● Task requirements:
In the data below, find the line containing "Decode this image"; reproduce that line and all subsequent lines exactly, and nothing else.

:: Input data

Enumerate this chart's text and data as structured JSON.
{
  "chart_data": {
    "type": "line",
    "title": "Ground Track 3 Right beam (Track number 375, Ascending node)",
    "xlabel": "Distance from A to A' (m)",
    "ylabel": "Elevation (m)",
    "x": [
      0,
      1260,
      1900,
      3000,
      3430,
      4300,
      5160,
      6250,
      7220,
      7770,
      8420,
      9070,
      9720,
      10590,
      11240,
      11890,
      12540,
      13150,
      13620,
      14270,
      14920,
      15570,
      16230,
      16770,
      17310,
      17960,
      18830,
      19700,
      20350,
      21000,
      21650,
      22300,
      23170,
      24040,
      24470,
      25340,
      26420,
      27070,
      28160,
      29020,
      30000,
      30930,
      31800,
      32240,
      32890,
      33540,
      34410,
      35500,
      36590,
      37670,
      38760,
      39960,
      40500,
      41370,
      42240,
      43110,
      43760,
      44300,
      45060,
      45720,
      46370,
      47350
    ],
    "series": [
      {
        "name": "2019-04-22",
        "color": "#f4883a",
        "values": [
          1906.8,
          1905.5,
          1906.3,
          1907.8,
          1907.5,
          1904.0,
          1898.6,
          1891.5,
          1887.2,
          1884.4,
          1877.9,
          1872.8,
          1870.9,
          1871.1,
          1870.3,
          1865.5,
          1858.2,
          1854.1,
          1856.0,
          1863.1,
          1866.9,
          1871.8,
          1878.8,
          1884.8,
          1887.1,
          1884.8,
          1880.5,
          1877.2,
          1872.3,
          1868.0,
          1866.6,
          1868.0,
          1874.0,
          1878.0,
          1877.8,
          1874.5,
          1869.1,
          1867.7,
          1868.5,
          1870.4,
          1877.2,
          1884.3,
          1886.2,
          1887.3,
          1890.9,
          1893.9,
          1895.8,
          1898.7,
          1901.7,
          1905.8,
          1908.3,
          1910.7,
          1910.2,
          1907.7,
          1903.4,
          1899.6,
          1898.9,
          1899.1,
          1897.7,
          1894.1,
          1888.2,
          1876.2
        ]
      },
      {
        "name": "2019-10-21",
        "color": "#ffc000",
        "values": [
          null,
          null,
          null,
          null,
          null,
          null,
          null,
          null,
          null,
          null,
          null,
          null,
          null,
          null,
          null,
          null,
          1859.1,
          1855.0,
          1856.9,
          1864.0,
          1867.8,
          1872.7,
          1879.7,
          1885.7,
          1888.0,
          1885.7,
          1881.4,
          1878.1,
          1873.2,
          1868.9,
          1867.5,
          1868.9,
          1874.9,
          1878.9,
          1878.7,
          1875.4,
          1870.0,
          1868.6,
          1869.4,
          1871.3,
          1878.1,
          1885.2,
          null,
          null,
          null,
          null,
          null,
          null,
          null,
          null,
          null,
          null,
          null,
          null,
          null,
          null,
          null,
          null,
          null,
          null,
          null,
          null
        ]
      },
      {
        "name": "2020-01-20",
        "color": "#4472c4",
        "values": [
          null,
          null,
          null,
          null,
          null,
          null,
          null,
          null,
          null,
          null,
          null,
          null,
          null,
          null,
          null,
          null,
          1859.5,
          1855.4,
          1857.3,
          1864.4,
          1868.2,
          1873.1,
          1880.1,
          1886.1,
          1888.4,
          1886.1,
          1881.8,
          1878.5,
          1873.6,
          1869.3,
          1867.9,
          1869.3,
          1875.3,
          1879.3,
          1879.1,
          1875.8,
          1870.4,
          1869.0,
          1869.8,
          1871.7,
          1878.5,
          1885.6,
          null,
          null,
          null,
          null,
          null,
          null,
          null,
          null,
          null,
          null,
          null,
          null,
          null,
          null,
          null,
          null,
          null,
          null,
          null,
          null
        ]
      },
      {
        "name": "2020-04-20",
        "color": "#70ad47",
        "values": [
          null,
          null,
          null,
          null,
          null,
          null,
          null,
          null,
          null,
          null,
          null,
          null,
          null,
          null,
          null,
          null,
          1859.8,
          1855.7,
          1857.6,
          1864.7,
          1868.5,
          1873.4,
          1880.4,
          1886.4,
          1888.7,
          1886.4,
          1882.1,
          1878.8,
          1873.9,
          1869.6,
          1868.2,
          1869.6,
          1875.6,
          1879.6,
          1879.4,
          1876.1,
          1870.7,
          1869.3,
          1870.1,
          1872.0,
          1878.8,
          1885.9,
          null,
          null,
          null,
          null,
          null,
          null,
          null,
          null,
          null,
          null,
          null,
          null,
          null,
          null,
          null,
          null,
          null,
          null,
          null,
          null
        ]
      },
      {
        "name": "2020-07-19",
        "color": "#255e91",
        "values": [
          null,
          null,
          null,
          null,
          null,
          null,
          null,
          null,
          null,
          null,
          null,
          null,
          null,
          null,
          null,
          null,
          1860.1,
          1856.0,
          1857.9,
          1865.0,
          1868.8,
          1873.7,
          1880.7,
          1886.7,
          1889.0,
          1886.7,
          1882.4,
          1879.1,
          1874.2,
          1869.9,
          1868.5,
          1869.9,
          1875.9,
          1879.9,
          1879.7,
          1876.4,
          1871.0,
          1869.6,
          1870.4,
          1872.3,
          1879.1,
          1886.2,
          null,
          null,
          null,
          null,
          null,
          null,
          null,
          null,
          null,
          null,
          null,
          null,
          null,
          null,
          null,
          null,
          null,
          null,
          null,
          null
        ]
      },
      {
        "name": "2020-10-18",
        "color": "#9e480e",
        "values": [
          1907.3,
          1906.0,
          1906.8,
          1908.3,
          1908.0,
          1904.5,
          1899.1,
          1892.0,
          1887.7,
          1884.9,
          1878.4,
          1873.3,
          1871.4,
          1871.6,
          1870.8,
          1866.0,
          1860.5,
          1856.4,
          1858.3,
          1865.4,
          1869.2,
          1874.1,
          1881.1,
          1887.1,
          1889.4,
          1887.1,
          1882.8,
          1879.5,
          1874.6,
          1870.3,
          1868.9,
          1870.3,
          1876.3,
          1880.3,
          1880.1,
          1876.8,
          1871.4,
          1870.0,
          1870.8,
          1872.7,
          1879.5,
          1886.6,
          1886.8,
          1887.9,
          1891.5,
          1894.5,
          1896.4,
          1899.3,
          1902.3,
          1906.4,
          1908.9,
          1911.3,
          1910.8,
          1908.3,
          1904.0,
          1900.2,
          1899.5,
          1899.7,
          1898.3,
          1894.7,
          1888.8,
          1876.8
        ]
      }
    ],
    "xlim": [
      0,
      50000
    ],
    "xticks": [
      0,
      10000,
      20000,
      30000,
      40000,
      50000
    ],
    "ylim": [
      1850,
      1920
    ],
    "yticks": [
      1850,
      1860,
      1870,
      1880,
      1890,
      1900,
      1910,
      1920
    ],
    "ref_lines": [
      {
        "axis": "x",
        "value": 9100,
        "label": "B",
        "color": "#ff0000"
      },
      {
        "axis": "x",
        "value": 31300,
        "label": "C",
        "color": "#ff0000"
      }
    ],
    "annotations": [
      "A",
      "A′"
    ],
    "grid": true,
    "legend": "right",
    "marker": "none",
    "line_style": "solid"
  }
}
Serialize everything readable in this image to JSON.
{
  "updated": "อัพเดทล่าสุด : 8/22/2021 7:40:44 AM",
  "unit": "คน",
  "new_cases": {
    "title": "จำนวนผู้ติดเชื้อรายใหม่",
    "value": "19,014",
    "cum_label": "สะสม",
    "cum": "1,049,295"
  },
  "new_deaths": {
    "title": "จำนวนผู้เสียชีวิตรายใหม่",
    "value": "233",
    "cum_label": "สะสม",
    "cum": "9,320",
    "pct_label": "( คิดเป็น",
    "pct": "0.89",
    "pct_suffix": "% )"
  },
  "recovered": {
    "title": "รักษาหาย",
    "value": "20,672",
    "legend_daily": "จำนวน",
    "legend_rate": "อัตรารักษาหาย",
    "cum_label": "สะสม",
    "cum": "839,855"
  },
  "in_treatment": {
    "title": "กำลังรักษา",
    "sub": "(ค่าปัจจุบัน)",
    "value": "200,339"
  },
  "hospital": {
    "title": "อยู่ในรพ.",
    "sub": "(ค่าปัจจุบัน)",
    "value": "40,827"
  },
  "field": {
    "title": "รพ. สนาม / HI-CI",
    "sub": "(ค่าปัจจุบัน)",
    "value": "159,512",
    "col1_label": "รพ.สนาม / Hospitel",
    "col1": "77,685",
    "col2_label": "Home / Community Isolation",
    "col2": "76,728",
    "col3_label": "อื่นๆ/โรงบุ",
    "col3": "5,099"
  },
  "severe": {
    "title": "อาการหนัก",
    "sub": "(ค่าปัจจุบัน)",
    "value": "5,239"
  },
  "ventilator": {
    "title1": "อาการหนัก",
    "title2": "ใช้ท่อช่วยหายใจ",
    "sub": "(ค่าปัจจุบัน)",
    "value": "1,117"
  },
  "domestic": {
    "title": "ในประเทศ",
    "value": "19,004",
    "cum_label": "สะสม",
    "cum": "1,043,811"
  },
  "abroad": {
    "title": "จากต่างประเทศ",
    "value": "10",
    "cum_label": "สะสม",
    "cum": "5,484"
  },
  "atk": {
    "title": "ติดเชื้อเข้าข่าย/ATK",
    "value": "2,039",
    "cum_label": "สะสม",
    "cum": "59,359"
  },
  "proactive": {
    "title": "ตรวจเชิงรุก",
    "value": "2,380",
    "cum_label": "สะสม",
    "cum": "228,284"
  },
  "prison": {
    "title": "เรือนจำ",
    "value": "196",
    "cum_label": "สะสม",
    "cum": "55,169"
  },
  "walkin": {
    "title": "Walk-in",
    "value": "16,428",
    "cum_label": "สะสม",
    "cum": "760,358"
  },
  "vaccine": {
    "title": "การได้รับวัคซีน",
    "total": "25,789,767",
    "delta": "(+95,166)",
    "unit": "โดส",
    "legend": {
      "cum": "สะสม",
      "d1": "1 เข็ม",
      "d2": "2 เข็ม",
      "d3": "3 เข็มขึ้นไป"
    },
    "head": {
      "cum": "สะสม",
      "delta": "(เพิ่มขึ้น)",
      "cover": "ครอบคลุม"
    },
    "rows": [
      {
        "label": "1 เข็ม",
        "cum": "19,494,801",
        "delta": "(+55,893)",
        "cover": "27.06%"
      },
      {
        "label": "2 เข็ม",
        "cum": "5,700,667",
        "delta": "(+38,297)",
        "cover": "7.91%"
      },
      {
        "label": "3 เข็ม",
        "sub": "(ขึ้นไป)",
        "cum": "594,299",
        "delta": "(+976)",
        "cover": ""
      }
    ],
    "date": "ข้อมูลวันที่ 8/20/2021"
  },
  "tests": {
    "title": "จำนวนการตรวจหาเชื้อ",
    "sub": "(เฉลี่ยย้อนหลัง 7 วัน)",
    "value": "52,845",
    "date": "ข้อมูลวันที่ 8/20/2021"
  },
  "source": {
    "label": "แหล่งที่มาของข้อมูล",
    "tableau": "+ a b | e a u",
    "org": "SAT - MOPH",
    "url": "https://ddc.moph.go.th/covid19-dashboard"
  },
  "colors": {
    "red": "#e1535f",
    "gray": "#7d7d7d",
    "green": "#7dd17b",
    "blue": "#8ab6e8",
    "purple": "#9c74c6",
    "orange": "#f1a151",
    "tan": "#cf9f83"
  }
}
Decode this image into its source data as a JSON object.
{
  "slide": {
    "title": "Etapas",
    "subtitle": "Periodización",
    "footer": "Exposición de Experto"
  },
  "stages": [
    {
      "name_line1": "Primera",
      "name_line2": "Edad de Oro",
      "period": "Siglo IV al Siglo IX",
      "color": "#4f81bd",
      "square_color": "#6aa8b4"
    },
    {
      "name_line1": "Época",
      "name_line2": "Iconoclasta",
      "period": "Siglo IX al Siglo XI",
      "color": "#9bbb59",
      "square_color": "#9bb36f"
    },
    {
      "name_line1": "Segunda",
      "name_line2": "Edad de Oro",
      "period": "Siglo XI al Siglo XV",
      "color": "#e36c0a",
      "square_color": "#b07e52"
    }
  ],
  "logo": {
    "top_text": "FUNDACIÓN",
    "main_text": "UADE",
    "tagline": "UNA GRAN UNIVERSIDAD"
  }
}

::::

● Correct response:
Decode this image into its source data as a JSON object.
{
  "slide": {
    "title": "Etapas",
    "subtitle": "Periodización",
    "footer": "Exposición de Experto"
  },
  "stages": [
    {
      "name_line1": "Primera",
      "name_line2": "Edad de Oro",
      "period": "Siglo IV al Siglo IX",
      "color": "#4f81bd",
      "square_color": "#6aa8b4"
    },
    {
      "name_line1": "Época",
      "name_line2": "Iconoclasta",
      "period": "Siglo IX al Siglo XI",
      "color": "#9bbb59",
      "square_color": "#9bb36f"
    },
    {
      "name_line1": "Segunda",
      "name_line2": "Edad de Oro",
      "period": "Siglo XI al Siglo XV",
      "color": "#e36c0a",
      "square_color": "#b07e52"
    }
  ],
  "logo": {
    "top_text": "FUNDACIÓN",
    "main_text": "UADE",
    "tagline": "UNA GRAN UNIVERSIDAD"
  }
}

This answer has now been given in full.